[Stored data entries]
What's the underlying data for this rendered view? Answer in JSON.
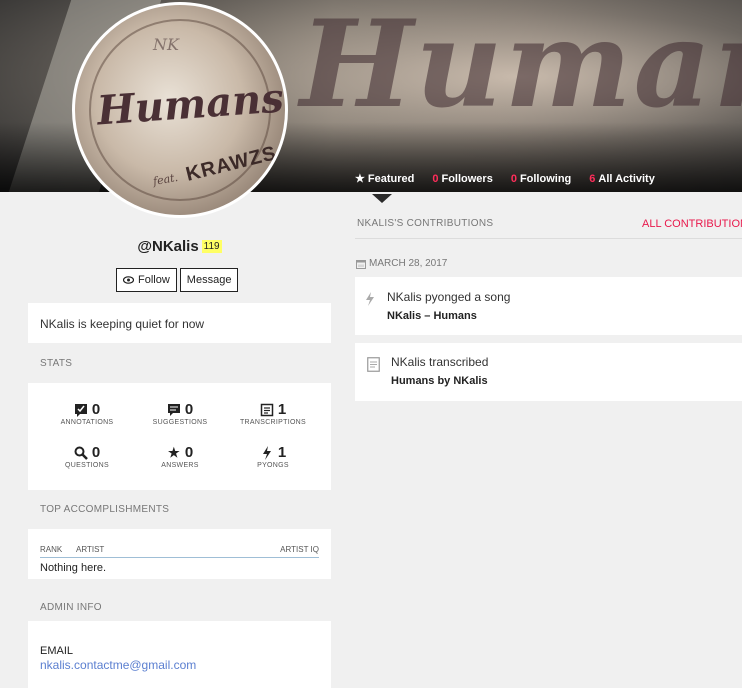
{
  "banner": {
    "word": "Humans"
  },
  "avatar": {
    "small": "NK",
    "title": "Humans",
    "sub": "KRAWZS",
    "feat": "feat."
  },
  "nav": [
    {
      "icon": "★",
      "count": "",
      "label": "Featured"
    },
    {
      "icon": "",
      "count": "0",
      "label": "Followers"
    },
    {
      "icon": "",
      "count": "0",
      "label": "Following"
    },
    {
      "icon": "",
      "count": "6",
      "label": "All Activity"
    }
  ],
  "profile": {
    "username": "@NKalis",
    "iq": "119",
    "follow_label": "Follow",
    "message_label": "Message",
    "bio": "NKalis is keeping quiet for now"
  },
  "stats": {
    "heading": "STATS",
    "items": [
      {
        "icon": "annotations-icon",
        "value": "0",
        "label": "ANNOTATIONS"
      },
      {
        "icon": "suggestions-icon",
        "value": "0",
        "label": "SUGGESTIONS"
      },
      {
        "icon": "transcriptions-icon",
        "value": "1",
        "label": "TRANSCRIPTIONS"
      },
      {
        "icon": "questions-icon",
        "value": "0",
        "label": "QUESTIONS"
      },
      {
        "icon": "answers-icon",
        "value": "0",
        "label": "ANSWERS"
      },
      {
        "icon": "pyongs-icon",
        "value": "1",
        "label": "PYONGS"
      }
    ]
  },
  "accomplishments": {
    "heading": "TOP ACCOMPLISHMENTS",
    "col_rank": "RANK",
    "col_artist": "ARTIST",
    "col_iq": "ARTIST IQ",
    "empty": "Nothing here."
  },
  "admin": {
    "heading": "ADMIN INFO",
    "email_label": "EMAIL",
    "email": "nkalis.contactme@gmail.com"
  },
  "contributions": {
    "heading": "NKALIS'S CONTRIBUTIONS",
    "all_link": "ALL CONTRIBUTIONS",
    "date": "MARCH 28, 2017",
    "items": [
      {
        "icon": "pyong-icon",
        "text": "NKalis pyonged a song",
        "subject": "NKalis – Humans"
      },
      {
        "icon": "transcription-icon",
        "text": "NKalis transcribed",
        "subject": "Humans by NKalis"
      }
    ]
  },
  "colors": {
    "accent": "#ff2d5a",
    "iq_badge": "#ffff64",
    "link": "#5b7fd0"
  }
}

## [WRITTEN EXERCISE]
Where does the word "subject" appear? Return each line that holds it.

## [ANSWER FOR THE TASK]
        "subject": "NKalis – Humans"
        "subject": "Humans by NKalis"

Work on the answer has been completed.